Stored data
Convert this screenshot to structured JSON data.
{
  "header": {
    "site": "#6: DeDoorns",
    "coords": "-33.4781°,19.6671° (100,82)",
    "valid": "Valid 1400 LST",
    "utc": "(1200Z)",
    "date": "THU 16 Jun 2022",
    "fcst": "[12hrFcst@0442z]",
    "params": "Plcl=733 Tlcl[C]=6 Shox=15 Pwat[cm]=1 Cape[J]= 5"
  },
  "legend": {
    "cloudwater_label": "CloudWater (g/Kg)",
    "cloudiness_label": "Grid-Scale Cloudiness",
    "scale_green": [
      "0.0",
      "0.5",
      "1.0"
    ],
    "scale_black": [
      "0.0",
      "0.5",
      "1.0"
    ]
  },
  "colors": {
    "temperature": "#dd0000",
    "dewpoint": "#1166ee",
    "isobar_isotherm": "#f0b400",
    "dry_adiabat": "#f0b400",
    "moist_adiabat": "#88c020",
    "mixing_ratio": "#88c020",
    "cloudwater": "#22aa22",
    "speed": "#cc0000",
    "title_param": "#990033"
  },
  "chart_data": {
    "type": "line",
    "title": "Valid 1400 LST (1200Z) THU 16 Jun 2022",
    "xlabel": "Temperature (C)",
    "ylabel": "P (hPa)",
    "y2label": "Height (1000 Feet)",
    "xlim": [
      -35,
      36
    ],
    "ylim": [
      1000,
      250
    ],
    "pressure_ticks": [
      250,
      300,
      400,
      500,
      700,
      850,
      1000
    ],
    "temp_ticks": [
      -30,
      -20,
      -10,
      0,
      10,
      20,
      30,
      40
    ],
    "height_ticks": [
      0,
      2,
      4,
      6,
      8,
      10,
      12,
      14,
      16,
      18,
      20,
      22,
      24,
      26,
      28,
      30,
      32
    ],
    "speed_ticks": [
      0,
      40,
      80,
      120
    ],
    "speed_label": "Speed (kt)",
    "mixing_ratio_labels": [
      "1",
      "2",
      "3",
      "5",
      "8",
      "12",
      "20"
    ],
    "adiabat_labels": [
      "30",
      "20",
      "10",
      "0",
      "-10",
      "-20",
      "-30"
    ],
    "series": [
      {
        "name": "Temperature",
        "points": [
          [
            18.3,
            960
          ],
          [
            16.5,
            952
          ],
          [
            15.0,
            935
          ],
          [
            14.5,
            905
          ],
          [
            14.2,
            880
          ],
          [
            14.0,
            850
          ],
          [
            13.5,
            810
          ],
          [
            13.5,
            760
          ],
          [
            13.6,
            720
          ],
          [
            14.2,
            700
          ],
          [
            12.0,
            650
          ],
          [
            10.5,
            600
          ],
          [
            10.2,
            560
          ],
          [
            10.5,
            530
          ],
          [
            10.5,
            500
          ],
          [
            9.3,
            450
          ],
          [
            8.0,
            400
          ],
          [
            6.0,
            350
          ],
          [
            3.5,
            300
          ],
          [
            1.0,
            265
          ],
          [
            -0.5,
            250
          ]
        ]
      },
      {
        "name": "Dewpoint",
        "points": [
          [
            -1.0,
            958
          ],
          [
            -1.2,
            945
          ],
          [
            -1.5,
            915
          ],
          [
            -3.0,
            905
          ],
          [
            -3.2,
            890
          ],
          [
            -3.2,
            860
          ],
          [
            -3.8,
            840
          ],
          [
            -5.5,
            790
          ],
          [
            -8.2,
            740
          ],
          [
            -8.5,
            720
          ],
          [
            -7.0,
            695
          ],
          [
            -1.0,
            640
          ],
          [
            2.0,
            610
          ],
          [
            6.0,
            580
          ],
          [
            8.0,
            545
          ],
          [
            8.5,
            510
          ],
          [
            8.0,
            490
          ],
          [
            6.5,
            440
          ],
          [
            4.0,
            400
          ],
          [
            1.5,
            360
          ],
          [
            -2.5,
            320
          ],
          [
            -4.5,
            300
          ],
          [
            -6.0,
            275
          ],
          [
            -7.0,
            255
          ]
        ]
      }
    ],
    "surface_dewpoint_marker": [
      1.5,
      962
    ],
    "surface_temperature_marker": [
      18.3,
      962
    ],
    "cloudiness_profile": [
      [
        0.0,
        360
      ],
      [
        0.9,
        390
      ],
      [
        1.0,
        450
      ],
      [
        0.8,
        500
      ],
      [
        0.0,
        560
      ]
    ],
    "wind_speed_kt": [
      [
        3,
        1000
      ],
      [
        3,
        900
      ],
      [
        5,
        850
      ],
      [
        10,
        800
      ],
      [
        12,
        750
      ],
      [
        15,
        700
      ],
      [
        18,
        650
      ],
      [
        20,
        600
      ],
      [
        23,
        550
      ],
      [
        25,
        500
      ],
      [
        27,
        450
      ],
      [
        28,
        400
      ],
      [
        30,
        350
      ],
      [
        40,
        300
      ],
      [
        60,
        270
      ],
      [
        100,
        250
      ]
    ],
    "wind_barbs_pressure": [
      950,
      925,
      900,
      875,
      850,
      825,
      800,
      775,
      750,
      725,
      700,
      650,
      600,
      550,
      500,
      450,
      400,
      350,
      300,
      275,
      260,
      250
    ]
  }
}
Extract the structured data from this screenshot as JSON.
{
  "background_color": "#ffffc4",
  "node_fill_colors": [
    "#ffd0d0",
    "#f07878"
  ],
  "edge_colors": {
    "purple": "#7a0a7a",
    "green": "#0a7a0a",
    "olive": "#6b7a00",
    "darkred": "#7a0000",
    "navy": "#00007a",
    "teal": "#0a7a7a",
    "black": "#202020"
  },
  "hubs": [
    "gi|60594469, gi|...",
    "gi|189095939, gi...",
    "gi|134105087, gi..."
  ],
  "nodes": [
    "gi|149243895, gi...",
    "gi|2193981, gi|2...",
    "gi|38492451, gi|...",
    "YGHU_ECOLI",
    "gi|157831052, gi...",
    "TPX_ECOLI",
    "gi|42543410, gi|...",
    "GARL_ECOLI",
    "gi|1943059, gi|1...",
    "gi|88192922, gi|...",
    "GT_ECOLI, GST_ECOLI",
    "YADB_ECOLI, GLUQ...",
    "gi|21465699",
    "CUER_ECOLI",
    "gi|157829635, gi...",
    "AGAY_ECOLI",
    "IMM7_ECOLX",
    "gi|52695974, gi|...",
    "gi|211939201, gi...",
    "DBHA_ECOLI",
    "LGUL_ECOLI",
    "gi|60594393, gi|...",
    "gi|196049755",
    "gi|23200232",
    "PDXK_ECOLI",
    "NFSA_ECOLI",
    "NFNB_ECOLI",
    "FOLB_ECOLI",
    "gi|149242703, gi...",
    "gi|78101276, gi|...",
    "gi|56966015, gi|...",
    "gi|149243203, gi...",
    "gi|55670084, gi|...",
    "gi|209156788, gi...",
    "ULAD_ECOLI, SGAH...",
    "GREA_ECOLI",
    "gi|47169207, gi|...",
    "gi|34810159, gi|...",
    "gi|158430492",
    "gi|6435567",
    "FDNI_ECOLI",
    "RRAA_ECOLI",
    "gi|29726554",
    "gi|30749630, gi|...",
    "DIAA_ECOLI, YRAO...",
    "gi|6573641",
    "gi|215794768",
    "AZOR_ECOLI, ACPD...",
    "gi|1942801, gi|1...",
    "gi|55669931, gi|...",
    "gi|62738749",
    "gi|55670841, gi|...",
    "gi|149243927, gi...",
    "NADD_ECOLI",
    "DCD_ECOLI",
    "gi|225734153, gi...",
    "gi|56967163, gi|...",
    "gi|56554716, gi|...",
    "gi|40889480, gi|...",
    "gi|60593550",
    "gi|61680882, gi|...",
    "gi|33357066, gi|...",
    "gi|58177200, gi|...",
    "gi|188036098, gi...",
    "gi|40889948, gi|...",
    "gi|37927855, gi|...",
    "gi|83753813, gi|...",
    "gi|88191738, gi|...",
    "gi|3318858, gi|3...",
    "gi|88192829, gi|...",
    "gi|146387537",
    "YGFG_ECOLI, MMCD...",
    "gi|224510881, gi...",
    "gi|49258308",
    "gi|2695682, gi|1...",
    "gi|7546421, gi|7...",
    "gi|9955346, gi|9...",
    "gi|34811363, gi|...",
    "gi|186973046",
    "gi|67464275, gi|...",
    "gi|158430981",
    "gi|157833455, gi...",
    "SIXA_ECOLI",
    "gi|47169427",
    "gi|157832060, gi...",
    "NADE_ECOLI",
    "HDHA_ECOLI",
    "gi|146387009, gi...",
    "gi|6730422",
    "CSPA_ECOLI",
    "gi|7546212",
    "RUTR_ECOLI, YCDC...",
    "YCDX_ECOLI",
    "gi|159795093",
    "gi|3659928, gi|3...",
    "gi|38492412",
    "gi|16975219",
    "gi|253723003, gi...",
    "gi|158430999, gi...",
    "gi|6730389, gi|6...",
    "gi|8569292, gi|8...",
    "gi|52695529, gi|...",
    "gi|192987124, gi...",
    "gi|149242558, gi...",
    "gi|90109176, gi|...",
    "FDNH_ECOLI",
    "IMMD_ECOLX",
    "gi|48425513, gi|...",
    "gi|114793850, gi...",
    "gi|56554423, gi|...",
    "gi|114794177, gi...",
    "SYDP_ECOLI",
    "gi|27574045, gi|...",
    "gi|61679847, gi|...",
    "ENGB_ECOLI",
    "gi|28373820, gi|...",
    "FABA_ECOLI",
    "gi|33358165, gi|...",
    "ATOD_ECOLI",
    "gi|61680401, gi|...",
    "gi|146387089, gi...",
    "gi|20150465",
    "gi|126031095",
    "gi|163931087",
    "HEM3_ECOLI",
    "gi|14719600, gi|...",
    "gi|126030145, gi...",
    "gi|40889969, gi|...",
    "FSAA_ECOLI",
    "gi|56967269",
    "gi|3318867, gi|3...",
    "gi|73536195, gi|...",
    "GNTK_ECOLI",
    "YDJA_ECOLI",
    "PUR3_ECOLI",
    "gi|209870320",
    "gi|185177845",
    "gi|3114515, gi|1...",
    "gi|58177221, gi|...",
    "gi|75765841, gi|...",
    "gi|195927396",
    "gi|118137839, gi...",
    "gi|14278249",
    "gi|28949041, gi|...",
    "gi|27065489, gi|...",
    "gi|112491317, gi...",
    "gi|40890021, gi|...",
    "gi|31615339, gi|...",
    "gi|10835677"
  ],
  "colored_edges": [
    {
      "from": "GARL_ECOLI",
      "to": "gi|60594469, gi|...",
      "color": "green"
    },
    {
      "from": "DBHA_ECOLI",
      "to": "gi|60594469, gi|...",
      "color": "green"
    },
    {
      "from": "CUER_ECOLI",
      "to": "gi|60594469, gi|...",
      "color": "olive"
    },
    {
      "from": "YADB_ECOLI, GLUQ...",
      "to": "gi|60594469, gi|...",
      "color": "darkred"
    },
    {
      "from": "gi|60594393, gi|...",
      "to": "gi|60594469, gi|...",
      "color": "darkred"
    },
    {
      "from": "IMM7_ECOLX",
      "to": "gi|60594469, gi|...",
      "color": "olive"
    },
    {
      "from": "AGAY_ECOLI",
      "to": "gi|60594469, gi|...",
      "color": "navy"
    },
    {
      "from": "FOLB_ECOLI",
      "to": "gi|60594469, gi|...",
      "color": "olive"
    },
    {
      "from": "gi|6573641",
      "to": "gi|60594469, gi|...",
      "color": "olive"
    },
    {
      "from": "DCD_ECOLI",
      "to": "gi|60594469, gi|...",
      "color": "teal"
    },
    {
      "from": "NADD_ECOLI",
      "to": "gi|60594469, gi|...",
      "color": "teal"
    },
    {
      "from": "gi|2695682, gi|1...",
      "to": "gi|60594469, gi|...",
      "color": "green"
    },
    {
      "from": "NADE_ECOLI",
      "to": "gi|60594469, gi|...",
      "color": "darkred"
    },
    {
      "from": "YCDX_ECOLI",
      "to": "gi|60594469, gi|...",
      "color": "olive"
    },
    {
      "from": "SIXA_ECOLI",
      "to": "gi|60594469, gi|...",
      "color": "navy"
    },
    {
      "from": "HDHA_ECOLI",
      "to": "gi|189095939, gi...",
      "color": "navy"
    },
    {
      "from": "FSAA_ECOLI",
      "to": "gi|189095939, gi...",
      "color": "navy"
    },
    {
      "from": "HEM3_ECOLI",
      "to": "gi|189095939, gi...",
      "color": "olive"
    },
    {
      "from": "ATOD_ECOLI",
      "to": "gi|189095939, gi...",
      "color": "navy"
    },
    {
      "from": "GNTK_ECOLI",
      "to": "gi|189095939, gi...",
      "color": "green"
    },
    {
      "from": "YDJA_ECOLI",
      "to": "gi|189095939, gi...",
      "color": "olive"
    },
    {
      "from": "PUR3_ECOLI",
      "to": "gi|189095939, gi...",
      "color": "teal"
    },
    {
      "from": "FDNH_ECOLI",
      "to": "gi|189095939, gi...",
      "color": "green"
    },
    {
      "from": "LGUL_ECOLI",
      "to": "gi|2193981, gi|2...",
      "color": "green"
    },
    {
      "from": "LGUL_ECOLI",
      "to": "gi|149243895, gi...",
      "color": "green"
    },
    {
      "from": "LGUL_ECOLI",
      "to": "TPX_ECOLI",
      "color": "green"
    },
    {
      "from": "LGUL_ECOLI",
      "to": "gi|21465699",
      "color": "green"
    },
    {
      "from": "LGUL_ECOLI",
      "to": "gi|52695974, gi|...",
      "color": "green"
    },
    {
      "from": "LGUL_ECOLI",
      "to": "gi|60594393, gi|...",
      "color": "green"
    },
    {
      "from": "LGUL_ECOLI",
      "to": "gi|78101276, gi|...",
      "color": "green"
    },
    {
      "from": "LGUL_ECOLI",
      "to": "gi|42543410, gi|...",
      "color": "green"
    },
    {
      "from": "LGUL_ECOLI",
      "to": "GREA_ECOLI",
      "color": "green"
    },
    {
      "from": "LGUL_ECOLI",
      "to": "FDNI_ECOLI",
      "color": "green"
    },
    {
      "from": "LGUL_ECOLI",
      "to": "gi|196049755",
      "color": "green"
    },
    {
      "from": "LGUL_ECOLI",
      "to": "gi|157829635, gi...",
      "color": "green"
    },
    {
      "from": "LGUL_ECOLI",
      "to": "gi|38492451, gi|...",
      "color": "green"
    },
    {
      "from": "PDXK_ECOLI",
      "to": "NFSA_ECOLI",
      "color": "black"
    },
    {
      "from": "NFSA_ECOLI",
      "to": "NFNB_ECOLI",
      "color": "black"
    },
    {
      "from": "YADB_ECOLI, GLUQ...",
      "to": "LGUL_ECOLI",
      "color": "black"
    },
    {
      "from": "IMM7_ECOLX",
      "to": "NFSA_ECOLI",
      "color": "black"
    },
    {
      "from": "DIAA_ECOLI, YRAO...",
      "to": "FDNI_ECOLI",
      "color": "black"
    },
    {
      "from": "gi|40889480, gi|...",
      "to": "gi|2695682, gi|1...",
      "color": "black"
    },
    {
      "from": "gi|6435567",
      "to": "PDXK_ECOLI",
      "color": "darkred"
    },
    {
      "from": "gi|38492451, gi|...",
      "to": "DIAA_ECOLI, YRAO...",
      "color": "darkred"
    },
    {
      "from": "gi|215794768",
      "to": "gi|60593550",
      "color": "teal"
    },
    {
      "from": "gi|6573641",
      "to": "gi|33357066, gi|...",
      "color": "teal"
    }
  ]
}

■ **CHALLENGE**: Lines that hold "screenshot" are the ones to copy; find all of them.

■ **SOLUTION FOR THIS TASK**:
Convert this screenshot to structured JSON data.
Extract the structured data from this screenshot as JSON.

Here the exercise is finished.